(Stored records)
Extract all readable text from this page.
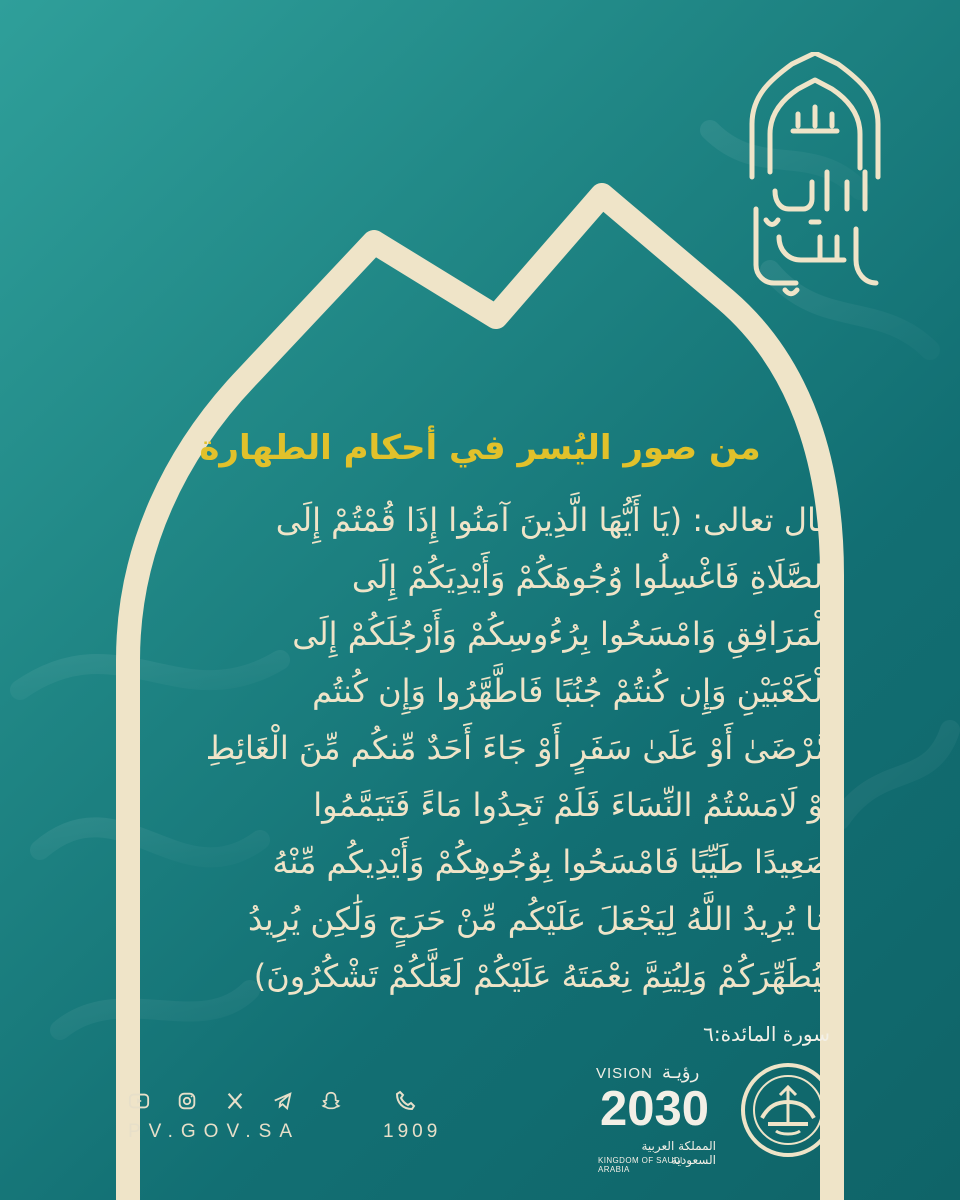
من صور اليُسر في أحكام الطهارة
قال تعالى: (يَا أَيُّهَا الَّذِينَ آمَنُوا إِذَا قُمْتُمْ إِلَى
الصَّلَاةِ فَاغْسِلُوا وُجُوهَكُمْ وَأَيْدِيَكُمْ إِلَى
الْمَرَافِقِ وَامْسَحُوا بِرُءُوسِكُمْ وَأَرْجُلَكُمْ إِلَى
الْكَعْبَيْنِ وَإِن كُنتُمْ جُنُبًا فَاطَّهَّرُوا وَإِن كُنتُم
مَّرْضَىٰ أَوْ عَلَىٰ سَفَرٍ أَوْ جَاءَ أَحَدٌ مِّنكُم مِّنَ الْغَائِطِ
أَوْ لَامَسْتُمُ النِّسَاءَ فَلَمْ تَجِدُوا مَاءً فَتَيَمَّمُوا
صَعِيدًا طَيِّبًا فَامْسَحُوا بِوُجُوهِكُمْ وَأَيْدِيكُم مِّنْهُ
مَا يُرِيدُ اللَّهُ لِيَجْعَلَ عَلَيْكُم مِّنْ حَرَجٍ وَلَٰكِن يُرِيدُ
لِيُطَهِّرَكُمْ وَلِيُتِمَّ نِعْمَتَهُ عَلَيْكُمْ لَعَلَّكُمْ تَشْكُرُونَ)
سورة المائدة:٦
PV.GOV.SA	1909
VISION رؤيـة
2030
المملكة العربية السعودية
KINGDOM OF SAUDI ARABIA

-- WHAT THE EXERCISE ASKS --
Retype all entries exactly as they appear, dropping the images.

-- ANSWER TO THE PROBLEM --
Extract all readable text from this page.
من صور اليُسر في أحكام الطهارة
قال تعالى: (يَا أَيُّهَا الَّذِينَ آمَنُوا إِذَا قُمْتُمْ إِلَى
الصَّلَاةِ فَاغْسِلُوا وُجُوهَكُمْ وَأَيْدِيَكُمْ إِلَى
الْمَرَافِقِ وَامْسَحُوا بِرُءُوسِكُمْ وَأَرْجُلَكُمْ إِلَى
الْكَعْبَيْنِ وَإِن كُنتُمْ جُنُبًا فَاطَّهَّرُوا وَإِن كُنتُم
مَّرْضَىٰ أَوْ عَلَىٰ سَفَرٍ أَوْ جَاءَ أَحَدٌ مِّنكُم مِّنَ الْغَائِطِ
أَوْ لَامَسْتُمُ النِّسَاءَ فَلَمْ تَجِدُوا مَاءً فَتَيَمَّمُوا
صَعِيدًا طَيِّبًا فَامْسَحُوا بِوُجُوهِكُمْ وَأَيْدِيكُم مِّنْهُ
مَا يُرِيدُ اللَّهُ لِيَجْعَلَ عَلَيْكُم مِّنْ حَرَجٍ وَلَٰكِن يُرِيدُ
لِيُطَهِّرَكُمْ وَلِيُتِمَّ نِعْمَتَهُ عَلَيْكُمْ لَعَلَّكُمْ تَشْكُرُونَ)
سورة المائدة:٦
PV.GOV.SA	1909
VISION رؤيـة
2030
المملكة العربية السعودية
KINGDOM OF SAUDI ARABIA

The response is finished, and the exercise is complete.